▶ **Material supplied**:

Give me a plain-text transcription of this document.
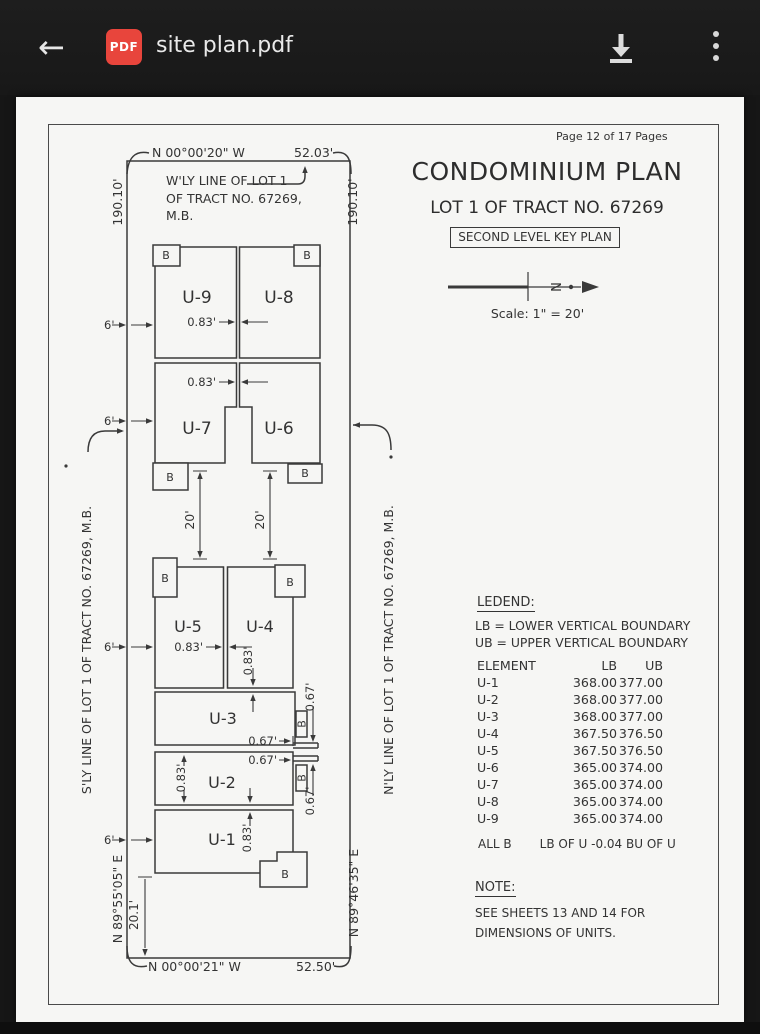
←	PDF site plan.pdf
Page 12 of 17 Pages
CONDOMINIUM PLAN
LOT 1 OF TRACT NO. 67269
SECOND LEVEL KEY PLAN
Scale: 1" = 20'
LEDEND:
LB = LOWER VERTICAL BOUNDARY
UB = UPPER VERTICAL BOUNDARY
ELEMENT	LB	UB
U-1	368.00 377.00
U-2	368.00 377.00
U-3	368.00 377.00
U-4	367.50 376.50
U-5	367.50 376.50
U-6	365.00 374.00
U-7	365.00 374.00
U-8	365.00 374.00
U-9	365.00 374.00
ALL B LB OF U -0.04 BU OF U
NOTE:
SEE SHEETS 13 AND 14 FOR
DIMENSIONS OF UNITS.
N
N 00°00'20" W	52.03'
N 00°00'21" W	52.50'
190.10'	190.10'
W'LY LINE OF LOT 1
OF TRACT NO. 67269,
M.B.
S'LY LINE OF LOT 1 OF TRACT NO. 67269, M.B.	N'LY LINE OF LOT 1 OF TRACT NO. 67269, M.B.
N 89°55'05" E	N 89°46'35" E
U-9	U-8
U-7	U-6
U-5	U-4
U-3
U-2
U-1
6'
6'
6'
6'
0.83'
0.83'
0.83'	0.83'
0.83'
0.83'
0.67'
0.67'
0.67'
0.67'
20'	20'
20.1'
B	B
B	B
B	B
B
B
B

▶ **Task**:
Write out every line of the entries that holds the word "VERTICAL".

▶ **Solution**:
LB = LOWER VERTICAL BOUNDARY
UB = UPPER VERTICAL BOUNDARY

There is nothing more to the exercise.